Problem requirements:
List each line of the data in which the string "достижения" appears.

Exercise inputs:
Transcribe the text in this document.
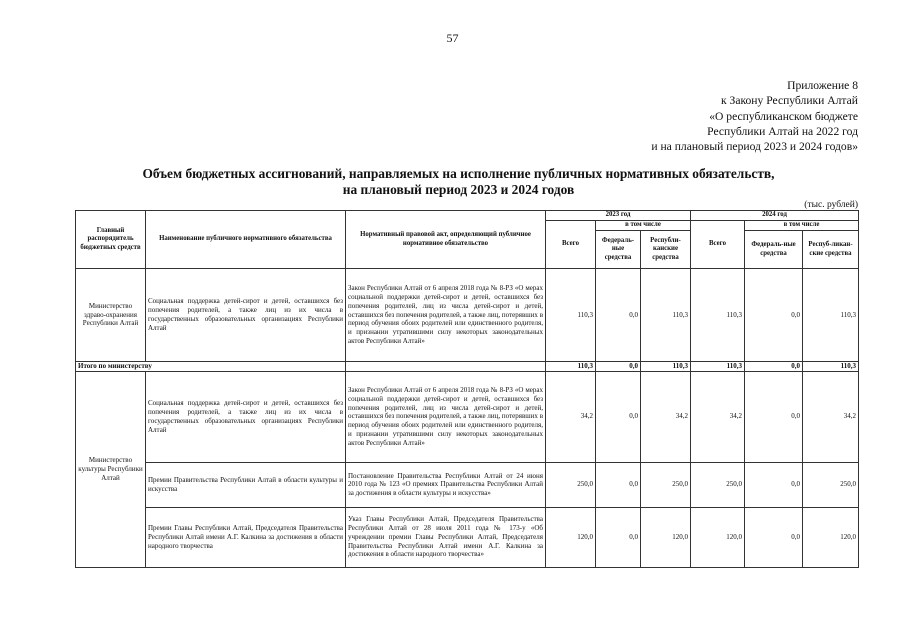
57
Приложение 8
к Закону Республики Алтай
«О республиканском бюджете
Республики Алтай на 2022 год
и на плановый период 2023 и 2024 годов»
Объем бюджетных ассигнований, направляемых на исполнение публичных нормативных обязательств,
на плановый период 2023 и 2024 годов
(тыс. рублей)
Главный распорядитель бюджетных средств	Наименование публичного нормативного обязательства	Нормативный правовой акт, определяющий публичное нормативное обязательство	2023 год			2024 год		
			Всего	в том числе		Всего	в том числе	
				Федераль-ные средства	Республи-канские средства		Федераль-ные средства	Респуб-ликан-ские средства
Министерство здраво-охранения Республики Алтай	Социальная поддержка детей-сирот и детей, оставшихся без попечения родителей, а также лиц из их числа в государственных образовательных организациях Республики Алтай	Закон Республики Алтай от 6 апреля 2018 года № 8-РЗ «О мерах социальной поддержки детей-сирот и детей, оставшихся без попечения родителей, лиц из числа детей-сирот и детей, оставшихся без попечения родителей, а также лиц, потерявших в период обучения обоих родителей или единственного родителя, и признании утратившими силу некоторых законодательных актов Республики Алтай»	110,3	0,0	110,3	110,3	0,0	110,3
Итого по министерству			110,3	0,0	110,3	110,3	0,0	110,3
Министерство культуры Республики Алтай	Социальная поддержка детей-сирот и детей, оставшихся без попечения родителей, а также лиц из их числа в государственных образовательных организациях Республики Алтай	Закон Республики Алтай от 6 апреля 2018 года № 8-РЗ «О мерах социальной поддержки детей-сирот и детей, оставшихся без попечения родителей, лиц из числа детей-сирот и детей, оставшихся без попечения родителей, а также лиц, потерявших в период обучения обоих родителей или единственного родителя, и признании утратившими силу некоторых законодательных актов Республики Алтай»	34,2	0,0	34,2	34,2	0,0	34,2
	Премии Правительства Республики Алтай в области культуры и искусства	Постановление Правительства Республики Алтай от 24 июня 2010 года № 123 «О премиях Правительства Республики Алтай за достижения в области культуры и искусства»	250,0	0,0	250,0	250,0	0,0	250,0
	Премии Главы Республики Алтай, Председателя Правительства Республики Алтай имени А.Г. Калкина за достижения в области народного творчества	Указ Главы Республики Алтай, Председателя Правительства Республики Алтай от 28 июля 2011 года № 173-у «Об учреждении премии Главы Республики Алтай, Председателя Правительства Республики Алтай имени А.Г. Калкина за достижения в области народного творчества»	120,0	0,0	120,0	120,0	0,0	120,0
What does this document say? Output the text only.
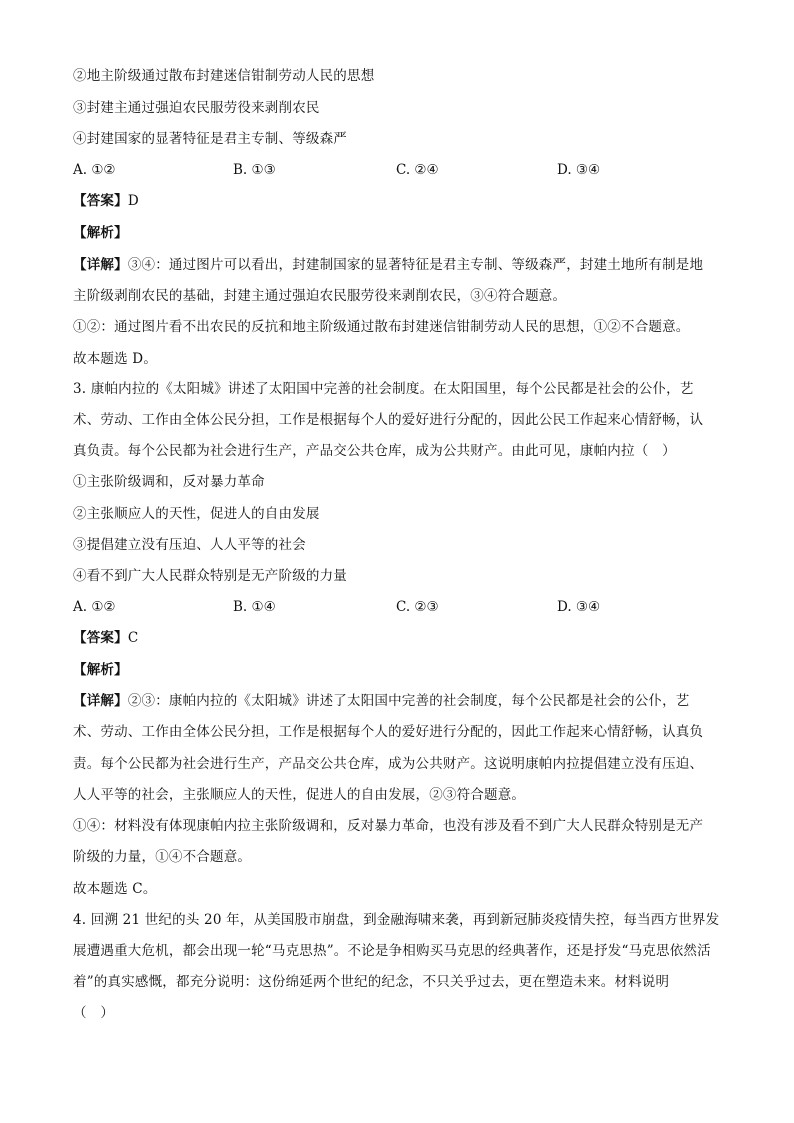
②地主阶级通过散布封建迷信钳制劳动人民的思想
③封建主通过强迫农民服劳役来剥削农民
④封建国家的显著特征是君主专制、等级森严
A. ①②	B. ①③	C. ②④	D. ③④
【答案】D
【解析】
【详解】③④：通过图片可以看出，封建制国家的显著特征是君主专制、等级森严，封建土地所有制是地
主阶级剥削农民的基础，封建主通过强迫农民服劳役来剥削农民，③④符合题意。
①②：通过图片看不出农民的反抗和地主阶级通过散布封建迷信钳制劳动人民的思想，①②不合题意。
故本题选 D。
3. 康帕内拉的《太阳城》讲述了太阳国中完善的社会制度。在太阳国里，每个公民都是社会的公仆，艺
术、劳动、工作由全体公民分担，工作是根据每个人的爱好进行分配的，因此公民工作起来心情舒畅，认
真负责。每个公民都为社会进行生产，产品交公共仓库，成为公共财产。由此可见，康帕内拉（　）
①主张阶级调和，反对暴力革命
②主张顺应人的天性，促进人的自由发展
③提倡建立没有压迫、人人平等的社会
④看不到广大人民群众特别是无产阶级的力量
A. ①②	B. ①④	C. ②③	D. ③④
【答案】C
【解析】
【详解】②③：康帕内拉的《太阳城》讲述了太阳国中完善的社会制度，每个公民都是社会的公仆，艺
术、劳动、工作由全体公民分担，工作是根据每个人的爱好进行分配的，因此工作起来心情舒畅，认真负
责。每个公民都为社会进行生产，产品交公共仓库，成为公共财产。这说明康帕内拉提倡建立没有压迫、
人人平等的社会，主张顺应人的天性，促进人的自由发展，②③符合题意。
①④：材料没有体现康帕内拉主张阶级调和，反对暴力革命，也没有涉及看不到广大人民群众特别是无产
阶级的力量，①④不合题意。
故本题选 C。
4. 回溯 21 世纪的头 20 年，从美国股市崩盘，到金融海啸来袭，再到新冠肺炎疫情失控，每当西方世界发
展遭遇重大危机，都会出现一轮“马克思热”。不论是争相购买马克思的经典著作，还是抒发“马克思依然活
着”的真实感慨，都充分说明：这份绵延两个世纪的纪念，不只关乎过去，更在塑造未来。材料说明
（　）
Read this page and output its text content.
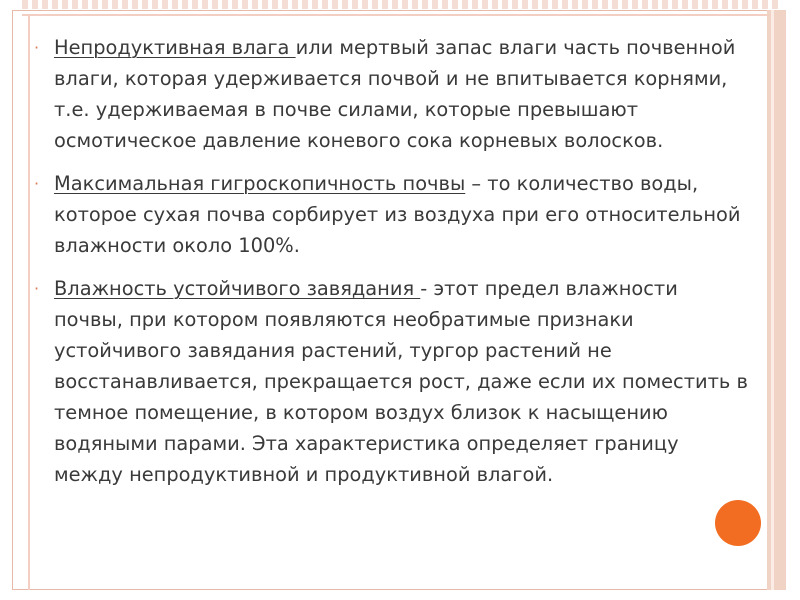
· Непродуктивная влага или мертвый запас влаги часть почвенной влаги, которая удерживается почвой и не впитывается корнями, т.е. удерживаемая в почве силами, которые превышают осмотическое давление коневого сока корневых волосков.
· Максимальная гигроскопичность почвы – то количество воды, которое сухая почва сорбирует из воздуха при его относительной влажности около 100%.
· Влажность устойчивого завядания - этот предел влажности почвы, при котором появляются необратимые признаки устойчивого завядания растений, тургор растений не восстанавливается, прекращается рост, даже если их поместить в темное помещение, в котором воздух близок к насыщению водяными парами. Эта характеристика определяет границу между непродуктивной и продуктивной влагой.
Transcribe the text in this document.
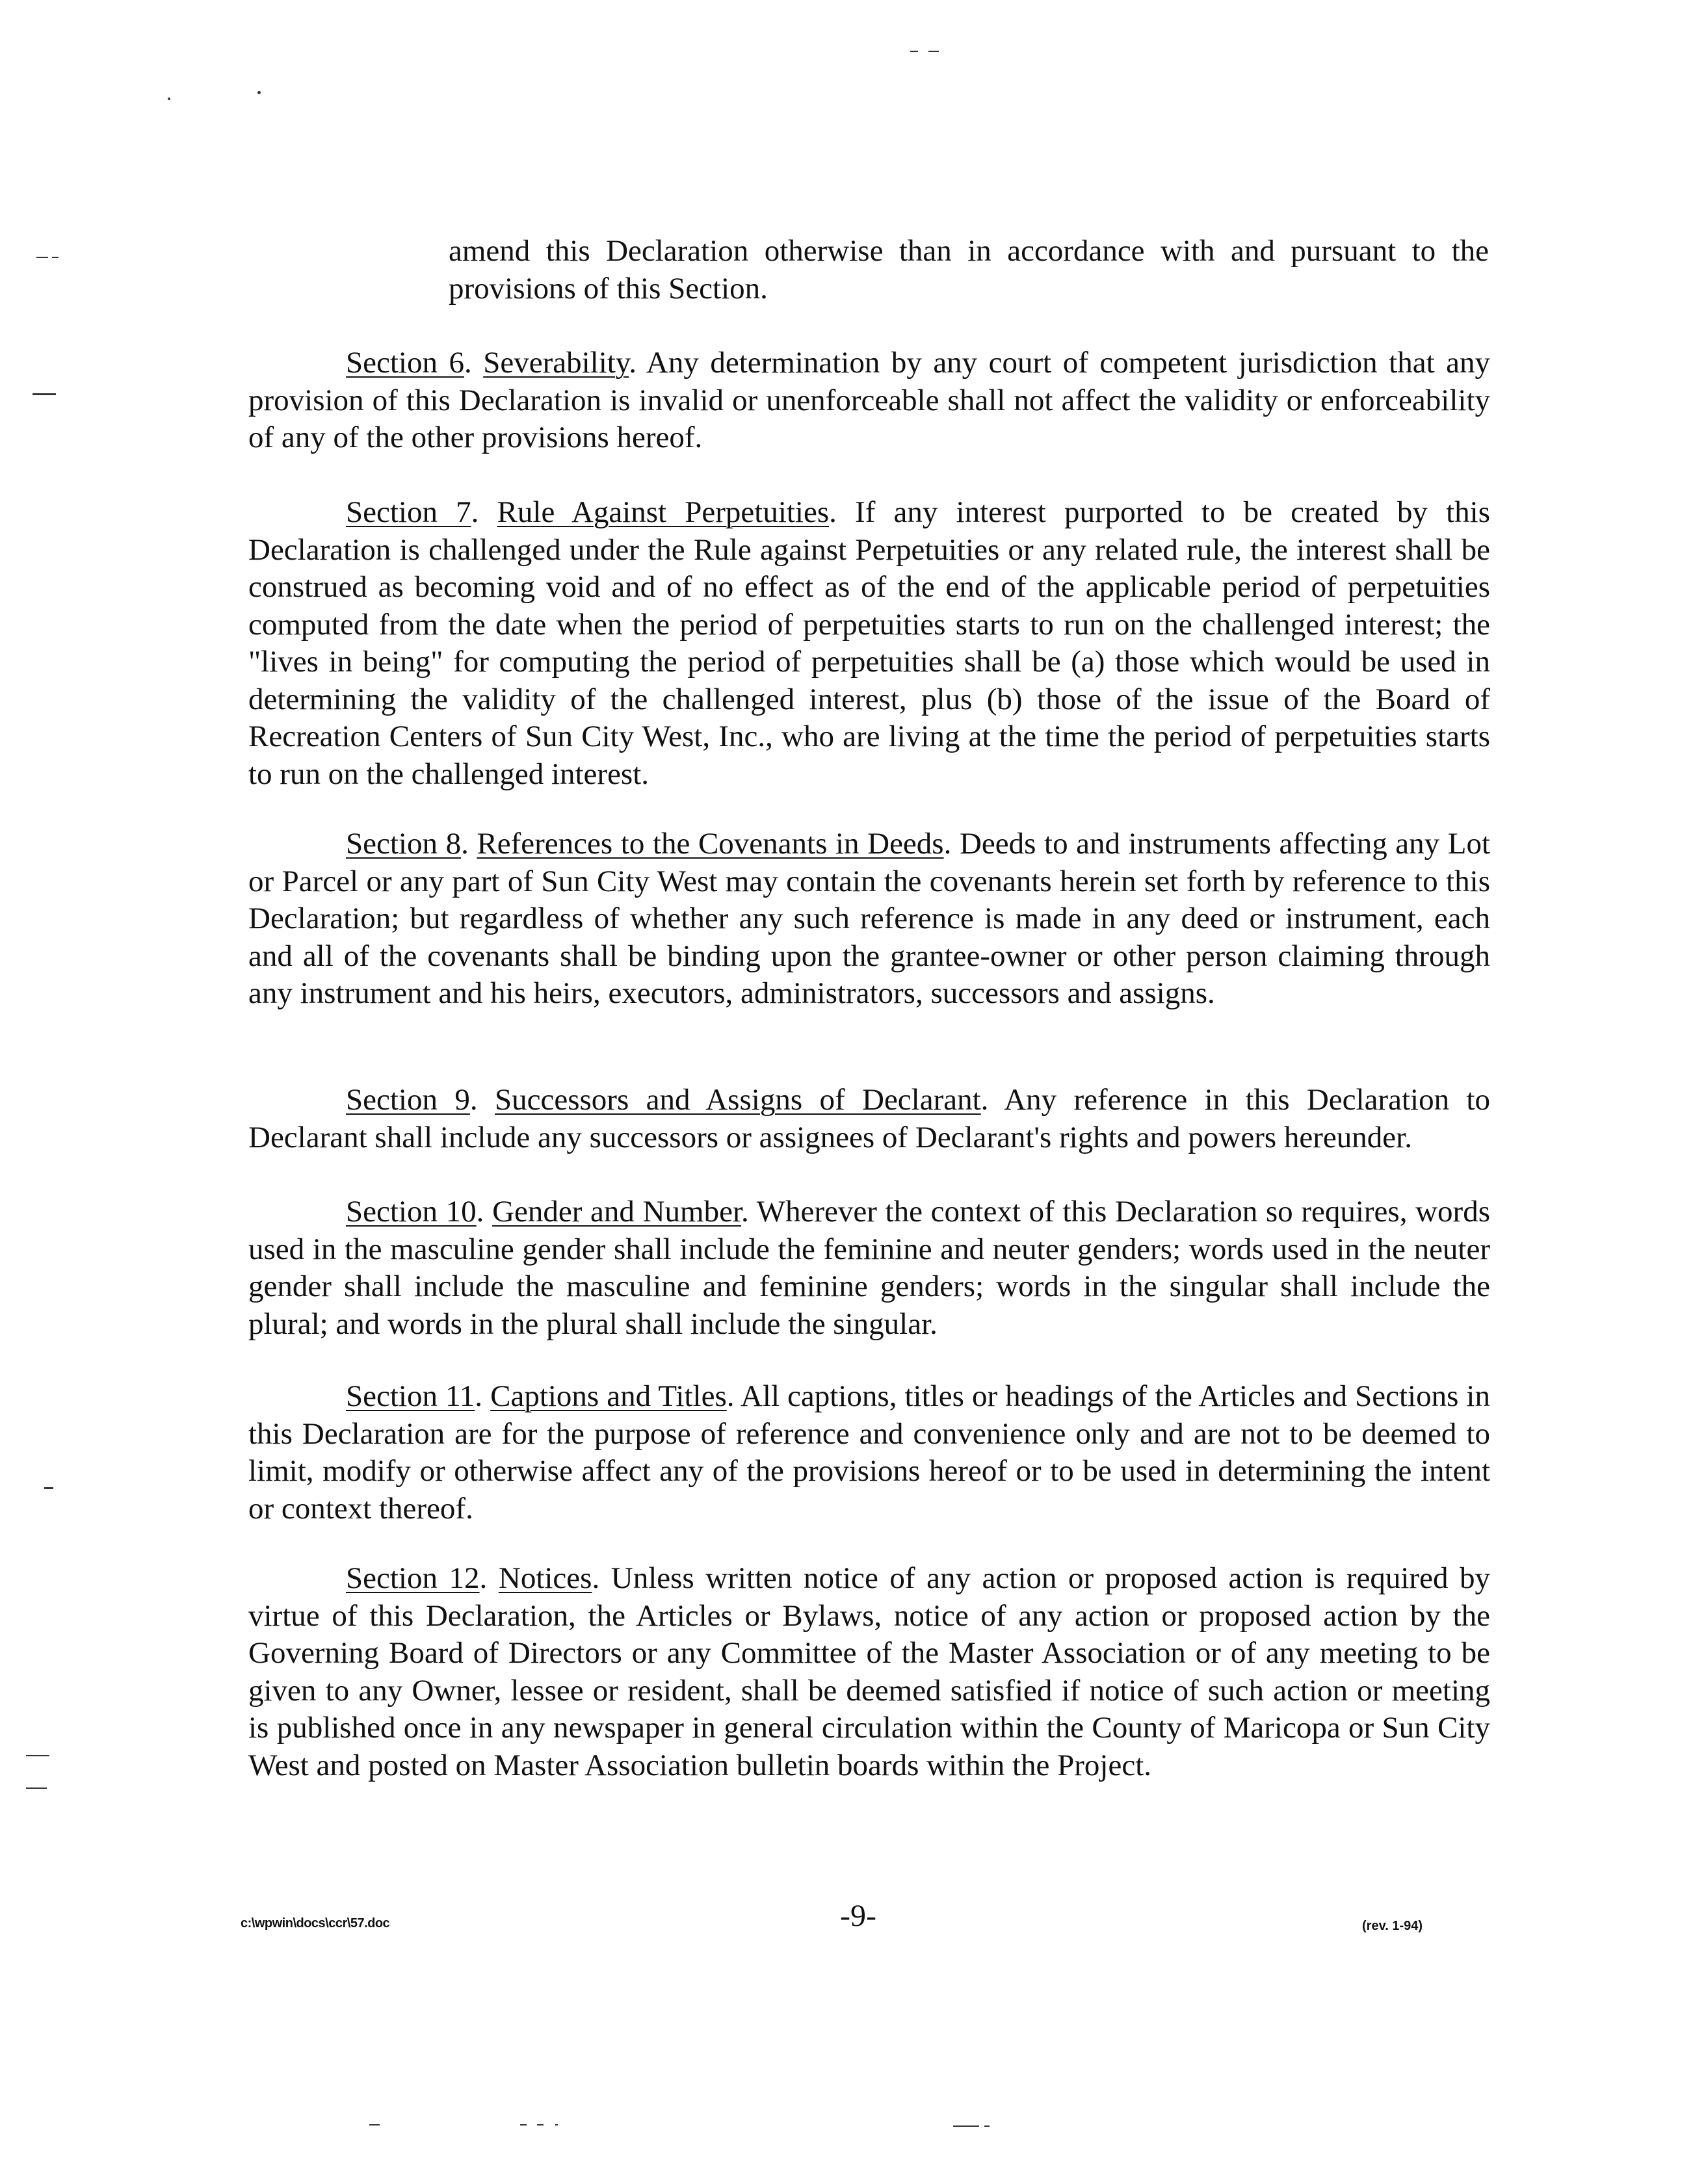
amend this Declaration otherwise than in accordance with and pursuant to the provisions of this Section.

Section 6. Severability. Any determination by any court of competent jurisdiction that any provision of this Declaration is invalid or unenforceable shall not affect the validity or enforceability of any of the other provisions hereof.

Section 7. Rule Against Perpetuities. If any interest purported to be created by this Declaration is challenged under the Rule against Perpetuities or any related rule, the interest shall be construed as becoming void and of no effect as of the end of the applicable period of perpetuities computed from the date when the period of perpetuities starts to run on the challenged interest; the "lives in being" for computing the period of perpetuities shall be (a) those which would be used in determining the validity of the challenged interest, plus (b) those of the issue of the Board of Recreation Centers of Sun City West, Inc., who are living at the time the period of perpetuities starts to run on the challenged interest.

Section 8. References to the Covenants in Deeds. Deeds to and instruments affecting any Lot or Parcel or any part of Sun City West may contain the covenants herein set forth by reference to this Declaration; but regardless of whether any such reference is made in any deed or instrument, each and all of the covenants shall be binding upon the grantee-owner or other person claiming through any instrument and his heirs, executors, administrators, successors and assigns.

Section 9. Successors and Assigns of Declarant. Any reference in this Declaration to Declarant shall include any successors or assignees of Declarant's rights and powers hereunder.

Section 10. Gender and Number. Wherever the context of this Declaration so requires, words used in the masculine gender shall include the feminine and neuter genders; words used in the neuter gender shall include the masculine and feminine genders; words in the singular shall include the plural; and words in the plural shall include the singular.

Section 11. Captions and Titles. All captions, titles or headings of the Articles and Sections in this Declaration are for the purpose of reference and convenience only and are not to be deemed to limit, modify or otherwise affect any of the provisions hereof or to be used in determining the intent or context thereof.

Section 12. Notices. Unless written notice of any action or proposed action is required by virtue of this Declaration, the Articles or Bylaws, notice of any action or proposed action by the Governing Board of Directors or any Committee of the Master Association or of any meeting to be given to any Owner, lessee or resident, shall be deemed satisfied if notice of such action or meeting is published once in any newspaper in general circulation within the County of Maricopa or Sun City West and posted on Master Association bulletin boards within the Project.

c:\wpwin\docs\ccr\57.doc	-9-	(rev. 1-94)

Final result:
	Премии Правительства Республики Алтай в области культуры и искусства	Постановление Правительства Республики Алтай от 24 июня 2010 года № 123 «О премиях Правительства Республики Алтай за достижения в области культуры и искусства»	250,0	0,0	250,0	250,0	0,0	250,0
	Премии Главы Республики Алтай, Председателя Правительства Республики Алтай имени А.Г. Калкина за достижения в области народного творчества	Указ Главы Республики Алтай, Председателя Правительства Республики Алтай от 28 июля 2011 года № 173-у «Об учреждении премии Главы Республики Алтай, Председателя Правительства Республики Алтай имени А.Г. Калкина за достижения в области народного творчества»	120,0	0,0	120,0	120,0	0,0	120,0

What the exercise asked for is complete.